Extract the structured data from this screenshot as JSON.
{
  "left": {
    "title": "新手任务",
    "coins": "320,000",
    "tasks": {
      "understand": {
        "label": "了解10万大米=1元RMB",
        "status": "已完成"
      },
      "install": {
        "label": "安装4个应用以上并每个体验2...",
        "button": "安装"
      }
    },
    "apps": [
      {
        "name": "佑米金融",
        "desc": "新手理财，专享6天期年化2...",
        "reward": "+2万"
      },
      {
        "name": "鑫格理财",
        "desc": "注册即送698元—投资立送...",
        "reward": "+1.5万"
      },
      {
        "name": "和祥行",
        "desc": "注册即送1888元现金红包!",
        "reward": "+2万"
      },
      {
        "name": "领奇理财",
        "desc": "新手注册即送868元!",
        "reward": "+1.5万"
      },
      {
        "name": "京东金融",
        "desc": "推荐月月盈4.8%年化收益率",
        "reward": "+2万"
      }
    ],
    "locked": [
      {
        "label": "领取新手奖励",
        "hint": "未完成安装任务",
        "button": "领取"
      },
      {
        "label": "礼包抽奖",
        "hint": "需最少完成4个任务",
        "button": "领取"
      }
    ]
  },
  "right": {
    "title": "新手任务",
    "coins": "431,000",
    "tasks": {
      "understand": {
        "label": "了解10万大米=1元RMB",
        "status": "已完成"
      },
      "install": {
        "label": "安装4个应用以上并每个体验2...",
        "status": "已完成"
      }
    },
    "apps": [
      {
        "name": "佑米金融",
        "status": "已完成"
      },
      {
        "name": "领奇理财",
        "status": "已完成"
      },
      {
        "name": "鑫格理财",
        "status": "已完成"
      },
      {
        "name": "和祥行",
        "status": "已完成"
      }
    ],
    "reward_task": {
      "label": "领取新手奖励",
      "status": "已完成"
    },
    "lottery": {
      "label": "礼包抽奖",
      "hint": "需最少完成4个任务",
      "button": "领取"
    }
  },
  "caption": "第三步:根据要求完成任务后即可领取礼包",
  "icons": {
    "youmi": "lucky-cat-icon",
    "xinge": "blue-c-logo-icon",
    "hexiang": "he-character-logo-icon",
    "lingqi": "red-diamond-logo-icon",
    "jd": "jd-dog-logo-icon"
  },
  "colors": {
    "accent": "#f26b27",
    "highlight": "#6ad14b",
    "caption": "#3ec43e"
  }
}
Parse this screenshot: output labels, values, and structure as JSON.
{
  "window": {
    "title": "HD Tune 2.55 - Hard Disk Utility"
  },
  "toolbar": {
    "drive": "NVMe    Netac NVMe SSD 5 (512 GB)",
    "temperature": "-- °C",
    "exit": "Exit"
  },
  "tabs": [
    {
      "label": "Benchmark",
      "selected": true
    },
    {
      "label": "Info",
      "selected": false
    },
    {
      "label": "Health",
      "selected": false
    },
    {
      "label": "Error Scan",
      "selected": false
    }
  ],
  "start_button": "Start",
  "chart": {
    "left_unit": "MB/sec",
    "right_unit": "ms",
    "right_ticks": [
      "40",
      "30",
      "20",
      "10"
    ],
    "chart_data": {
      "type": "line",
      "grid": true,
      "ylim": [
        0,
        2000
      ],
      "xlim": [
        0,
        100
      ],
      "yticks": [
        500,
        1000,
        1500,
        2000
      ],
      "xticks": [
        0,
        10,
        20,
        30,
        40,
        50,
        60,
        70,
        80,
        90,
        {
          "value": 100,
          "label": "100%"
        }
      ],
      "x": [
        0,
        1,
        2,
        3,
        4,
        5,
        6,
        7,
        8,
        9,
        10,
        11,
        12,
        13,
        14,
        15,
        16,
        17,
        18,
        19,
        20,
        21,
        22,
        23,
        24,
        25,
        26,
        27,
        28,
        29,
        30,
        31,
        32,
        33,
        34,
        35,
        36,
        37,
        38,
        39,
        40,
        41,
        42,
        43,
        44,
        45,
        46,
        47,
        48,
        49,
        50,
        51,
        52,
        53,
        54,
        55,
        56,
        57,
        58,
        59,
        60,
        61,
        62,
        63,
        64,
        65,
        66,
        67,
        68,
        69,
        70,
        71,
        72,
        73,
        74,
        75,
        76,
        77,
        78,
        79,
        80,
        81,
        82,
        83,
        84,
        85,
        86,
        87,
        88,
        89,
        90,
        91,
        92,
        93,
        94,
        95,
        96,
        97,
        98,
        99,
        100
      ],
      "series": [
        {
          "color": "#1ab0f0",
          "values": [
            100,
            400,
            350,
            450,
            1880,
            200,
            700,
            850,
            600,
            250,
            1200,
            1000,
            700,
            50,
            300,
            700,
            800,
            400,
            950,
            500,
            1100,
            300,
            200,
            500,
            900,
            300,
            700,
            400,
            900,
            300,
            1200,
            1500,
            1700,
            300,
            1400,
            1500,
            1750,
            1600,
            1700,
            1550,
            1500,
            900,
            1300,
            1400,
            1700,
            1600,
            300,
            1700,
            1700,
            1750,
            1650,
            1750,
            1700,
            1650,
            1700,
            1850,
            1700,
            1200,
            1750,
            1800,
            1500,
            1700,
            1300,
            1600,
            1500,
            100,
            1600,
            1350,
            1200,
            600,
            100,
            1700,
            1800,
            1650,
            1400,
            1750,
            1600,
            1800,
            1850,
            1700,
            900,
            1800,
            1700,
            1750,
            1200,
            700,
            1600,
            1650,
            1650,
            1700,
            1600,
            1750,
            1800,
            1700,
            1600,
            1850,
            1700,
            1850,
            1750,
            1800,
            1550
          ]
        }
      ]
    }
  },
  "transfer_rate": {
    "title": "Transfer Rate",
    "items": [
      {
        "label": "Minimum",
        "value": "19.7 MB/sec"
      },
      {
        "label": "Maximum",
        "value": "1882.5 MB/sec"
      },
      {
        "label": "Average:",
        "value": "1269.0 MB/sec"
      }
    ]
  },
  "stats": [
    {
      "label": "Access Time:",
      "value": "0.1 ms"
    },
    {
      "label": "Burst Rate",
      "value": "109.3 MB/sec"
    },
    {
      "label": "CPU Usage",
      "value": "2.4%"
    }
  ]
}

PROBLEM REQUIREMENTS:
Write out every line of the material again, exactly as it reads.

COMPLETE RESPONSE:
Extract the structured data from this screenshot as JSON.
{
  "left": {
    "title": "新手任务",
    "coins": "320,000",
    "tasks": {
      "understand": {
        "label": "了解10万大米=1元RMB",
        "status": "已完成"
      },
      "install": {
        "label": "安装4个应用以上并每个体验2...",
        "button": "安装"
      }
    },
    "apps": [
      {
        "name": "佑米金融",
        "desc": "新手理财，专享6天期年化2...",
        "reward": "+2万"
      },
      {
        "name": "鑫格理财",
        "desc": "注册即送698元—投资立送...",
        "reward": "+1.5万"
      },
      {
        "name": "和祥行",
        "desc": "注册即送1888元现金红包!",
        "reward": "+2万"
      },
      {
        "name": "领奇理财",
        "desc": "新手注册即送868元!",
        "reward": "+1.5万"
      },
      {
        "name": "京东金融",
        "desc": "推荐月月盈4.8%年化收益率",
        "reward": "+2万"
      }
    ],
    "locked": [
      {
        "label": "领取新手奖励",
        "hint": "未完成安装任务",
        "button": "领取"
      },
      {
        "label": "礼包抽奖",
        "hint": "需最少完成4个任务",
        "button": "领取"
      }
    ]
  },
  "right": {
    "title": "新手任务",
    "coins": "431,000",
    "tasks": {
      "understand": {
        "label": "了解10万大米=1元RMB",
        "status": "已完成"
      },
      "install": {
        "label": "安装4个应用以上并每个体验2...",
        "status": "已完成"
      }
    },
    "apps": [
      {
        "name": "佑米金融",
        "status": "已完成"
      },
      {
        "name": "领奇理财",
        "status": "已完成"
      },
      {
        "name": "鑫格理财",
        "status": "已完成"
      },
      {
        "name": "和祥行",
        "status": "已完成"
      }
    ],
    "reward_task": {
      "label": "领取新手奖励",
      "status": "已完成"
    },
    "lottery": {
      "label": "礼包抽奖",
      "hint": "需最少完成4个任务",
      "button": "领取"
    }
  },
  "caption": "第三步:根据要求完成任务后即可领取礼包",
  "icons": {
    "youmi": "lucky-cat-icon",
    "xinge": "blue-c-logo-icon",
    "hexiang": "he-character-logo-icon",
    "lingqi": "red-diamond-logo-icon",
    "jd": "jd-dog-logo-icon"
  },
  "colors": {
    "accent": "#f26b27",
    "highlight": "#6ad14b",
    "caption": "#3ec43e"
  }
}
Parse this screenshot: output labels, values, and structure as JSON.
{
  "window": {
    "title": "HD Tune 2.55 - Hard Disk Utility"
  },
  "toolbar": {
    "drive": "NVMe    Netac NVMe SSD 5 (512 GB)",
    "temperature": "-- °C",
    "exit": "Exit"
  },
  "tabs": [
    {
      "label": "Benchmark",
      "selected": true
    },
    {
      "label": "Info",
      "selected": false
    },
    {
      "label": "Health",
      "selected": false
    },
    {
      "label": "Error Scan",
      "selected": false
    }
  ],
  "start_button": "Start",
  "chart": {
    "left_unit": "MB/sec",
    "right_unit": "ms",
    "right_ticks": [
      "40",
      "30",
      "20",
      "10"
    ],
    "chart_data": {
      "type": "line",
      "grid": true,
      "ylim": [
        0,
        2000
      ],
      "xlim": [
        0,
        100
      ],
      "yticks": [
        500,
        1000,
        1500,
        2000
      ],
      "xticks": [
        0,
        10,
        20,
        30,
        40,
        50,
        60,
        70,
        80,
        90,
        {
          "value": 100,
          "label": "100%"
        }
      ],
      "x": [
        0,
        1,
        2,
        3,
        4,
        5,
        6,
        7,
        8,
        9,
        10,
        11,
        12,
        13,
        14,
        15,
        16,
        17,
        18,
        19,
        20,
        21,
        22,
        23,
        24,
        25,
        26,
        27,
        28,
        29,
        30,
        31,
        32,
        33,
        34,
        35,
        36,
        37,
        38,
        39,
        40,
        41,
        42,
        43,
        44,
        45,
        46,
        47,
        48,
        49,
        50,
        51,
        52,
        53,
        54,
        55,
        56,
        57,
        58,
        59,
        60,
        61,
        62,
        63,
        64,
        65,
        66,
        67,
        68,
        69,
        70,
        71,
        72,
        73,
        74,
        75,
        76,
        77,
        78,
        79,
        80,
        81,
        82,
        83,
        84,
        85,
        86,
        87,
        88,
        89,
        90,
        91,
        92,
        93,
        94,
        95,
        96,
        97,
        98,
        99,
        100
      ],
      "series": [
        {
          "color": "#1ab0f0",
          "values": [
            100,
            400,
            350,
            450,
            1880,
            200,
            700,
            850,
            600,
            250,
            1200,
            1000,
            700,
            50,
            300,
            700,
            800,
            400,
            950,
            500,
            1100,
            300,
            200,
            500,
            900,
            300,
            700,
            400,
            900,
            300,
            1200,
            1500,
            1700,
            300,
            1400,
            1500,
            1750,
            1600,
            1700,
            1550,
            1500,
            900,
            1300,
            1400,
            1700,
            1600,
            300,
            1700,
            1700,
            1750,
            1650,
            1750,
            1700,
            1650,
            1700,
            1850,
            1700,
            1200,
            1750,
            1800,
            1500,
            1700,
            1300,
            1600,
            1500,
            100,
            1600,
            1350,
            1200,
            600,
            100,
            1700,
            1800,
            1650,
            1400,
            1750,
            1600,
            1800,
            1850,
            1700,
            900,
            1800,
            1700,
            1750,
            1200,
            700,
            1600,
            1650,
            1650,
            1700,
            1600,
            1750,
            1800,
            1700,
            1600,
            1850,
            1700,
            1850,
            1750,
            1800,
            1550
          ]
        }
      ]
    }
  },
  "transfer_rate": {
    "title": "Transfer Rate",
    "items": [
      {
        "label": "Minimum",
        "value": "19.7 MB/sec"
      },
      {
        "label": "Maximum",
        "value": "1882.5 MB/sec"
      },
      {
        "label": "Average:",
        "value": "1269.0 MB/sec"
      }
    ]
  },
  "stats": [
    {
      "label": "Access Time:",
      "value": "0.1 ms"
    },
    {
      "label": "Burst Rate",
      "value": "109.3 MB/sec"
    },
    {
      "label": "CPU Usage",
      "value": "2.4%"
    }
  ]
}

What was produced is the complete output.